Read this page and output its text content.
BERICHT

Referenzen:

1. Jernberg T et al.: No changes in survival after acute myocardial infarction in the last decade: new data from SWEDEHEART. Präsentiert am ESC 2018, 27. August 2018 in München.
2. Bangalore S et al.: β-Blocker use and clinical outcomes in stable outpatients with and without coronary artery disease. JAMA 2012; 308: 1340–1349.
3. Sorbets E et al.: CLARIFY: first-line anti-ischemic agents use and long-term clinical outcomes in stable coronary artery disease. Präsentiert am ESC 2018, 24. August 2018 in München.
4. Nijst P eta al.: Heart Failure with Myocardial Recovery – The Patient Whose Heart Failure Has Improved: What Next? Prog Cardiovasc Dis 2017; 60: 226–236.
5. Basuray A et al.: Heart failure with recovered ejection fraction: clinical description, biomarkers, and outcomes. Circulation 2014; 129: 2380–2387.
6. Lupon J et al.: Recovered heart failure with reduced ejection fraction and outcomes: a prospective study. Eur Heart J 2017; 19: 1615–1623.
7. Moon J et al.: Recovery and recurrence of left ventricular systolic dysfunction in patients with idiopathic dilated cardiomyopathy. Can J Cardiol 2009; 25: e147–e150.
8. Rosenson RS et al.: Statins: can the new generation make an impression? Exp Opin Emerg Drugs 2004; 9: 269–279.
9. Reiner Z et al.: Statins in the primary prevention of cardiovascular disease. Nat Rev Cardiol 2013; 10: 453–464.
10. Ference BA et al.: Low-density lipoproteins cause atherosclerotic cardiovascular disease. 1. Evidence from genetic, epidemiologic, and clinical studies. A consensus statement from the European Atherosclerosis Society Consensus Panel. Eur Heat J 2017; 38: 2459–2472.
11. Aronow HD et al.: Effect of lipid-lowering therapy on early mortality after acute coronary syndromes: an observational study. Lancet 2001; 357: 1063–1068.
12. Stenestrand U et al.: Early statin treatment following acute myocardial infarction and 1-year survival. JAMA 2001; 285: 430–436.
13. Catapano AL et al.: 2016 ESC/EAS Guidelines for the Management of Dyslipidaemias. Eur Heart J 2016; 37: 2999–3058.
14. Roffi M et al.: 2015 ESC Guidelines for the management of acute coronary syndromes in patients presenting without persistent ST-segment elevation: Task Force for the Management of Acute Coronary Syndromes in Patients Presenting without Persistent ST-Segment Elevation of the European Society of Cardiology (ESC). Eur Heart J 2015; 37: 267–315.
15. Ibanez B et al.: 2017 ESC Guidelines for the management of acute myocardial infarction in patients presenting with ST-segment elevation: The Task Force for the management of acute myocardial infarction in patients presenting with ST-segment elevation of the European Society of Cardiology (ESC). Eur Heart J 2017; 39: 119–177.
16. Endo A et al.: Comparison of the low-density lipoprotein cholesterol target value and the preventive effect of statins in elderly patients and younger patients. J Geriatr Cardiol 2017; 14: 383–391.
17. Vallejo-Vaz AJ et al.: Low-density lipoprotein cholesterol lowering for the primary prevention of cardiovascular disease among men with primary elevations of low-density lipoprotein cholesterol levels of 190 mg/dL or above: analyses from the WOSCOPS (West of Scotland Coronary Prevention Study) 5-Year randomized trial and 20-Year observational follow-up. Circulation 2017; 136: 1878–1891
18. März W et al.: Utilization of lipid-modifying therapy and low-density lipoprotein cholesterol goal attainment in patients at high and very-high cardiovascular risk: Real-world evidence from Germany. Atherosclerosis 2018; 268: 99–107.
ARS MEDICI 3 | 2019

____________________

**To do:** For each record above, output it exactly as written.

**Exercise output:**
Read this page and output its text content.
BERICHT

Referenzen:

1. Jernberg T et al.: No changes in survival after acute myocardial infarction in the last decade: new data from SWEDEHEART. Präsentiert am ESC 2018, 27. August 2018 in München.
2. Bangalore S et al.: β-Blocker use and clinical outcomes in stable outpatients with and without coronary artery disease. JAMA 2012; 308: 1340–1349.
3. Sorbets E et al.: CLARIFY: first-line anti-ischemic agents use and long-term clinical outcomes in stable coronary artery disease. Präsentiert am ESC 2018, 24. August 2018 in München.
4. Nijst P eta al.: Heart Failure with Myocardial Recovery – The Patient Whose Heart Failure Has Improved: What Next? Prog Cardiovasc Dis 2017; 60: 226–236.
5. Basuray A et al.: Heart failure with recovered ejection fraction: clinical description, biomarkers, and outcomes. Circulation 2014; 129: 2380–2387.
6. Lupon J et al.: Recovered heart failure with reduced ejection fraction and outcomes: a prospective study. Eur Heart J 2017; 19: 1615–1623.
7. Moon J et al.: Recovery and recurrence of left ventricular systolic dysfunction in patients with idiopathic dilated cardiomyopathy. Can J Cardiol 2009; 25: e147–e150.
8. Rosenson RS et al.: Statins: can the new generation make an impression? Exp Opin Emerg Drugs 2004; 9: 269–279.
9. Reiner Z et al.: Statins in the primary prevention of cardiovascular disease. Nat Rev Cardiol 2013; 10: 453–464.
10. Ference BA et al.: Low-density lipoproteins cause atherosclerotic cardiovascular disease. 1. Evidence from genetic, epidemiologic, and clinical studies. A consensus statement from the European Atherosclerosis Society Consensus Panel. Eur Heat J 2017; 38: 2459–2472.
11. Aronow HD et al.: Effect of lipid-lowering therapy on early mortality after acute coronary syndromes: an observational study. Lancet 2001; 357: 1063–1068.
12. Stenestrand U et al.: Early statin treatment following acute myocardial infarction and 1-year survival. JAMA 2001; 285: 430–436.
13. Catapano AL et al.: 2016 ESC/EAS Guidelines for the Management of Dyslipidaemias. Eur Heart J 2016; 37: 2999–3058.
14. Roffi M et al.: 2015 ESC Guidelines for the management of acute coronary syndromes in patients presenting without persistent ST-segment elevation: Task Force for the Management of Acute Coronary Syndromes in Patients Presenting without Persistent ST-Segment Elevation of the European Society of Cardiology (ESC). Eur Heart J 2015; 37: 267–315.
15. Ibanez B et al.: 2017 ESC Guidelines for the management of acute myocardial infarction in patients presenting with ST-segment elevation: The Task Force for the management of acute myocardial infarction in patients presenting with ST-segment elevation of the European Society of Cardiology (ESC). Eur Heart J 2017; 39: 119–177.
16. Endo A et al.: Comparison of the low-density lipoprotein cholesterol target value and the preventive effect of statins in elderly patients and younger patients. J Geriatr Cardiol 2017; 14: 383–391.
17. Vallejo-Vaz AJ et al.: Low-density lipoprotein cholesterol lowering for the primary prevention of cardiovascular disease among men with primary elevations of low-density lipoprotein cholesterol levels of 190 mg/dL or above: analyses from the WOSCOPS (West of Scotland Coronary Prevention Study) 5-Year randomized trial and 20-Year observational follow-up. Circulation 2017; 136: 1878–1891
18. März W et al.: Utilization of lipid-modifying therapy and low-density lipoprotein cholesterol goal attainment in patients at high and very-high cardiovascular risk: Real-world evidence from Germany. Atherosclerosis 2018; 268: 99–107.
ARS MEDICI 3 | 2019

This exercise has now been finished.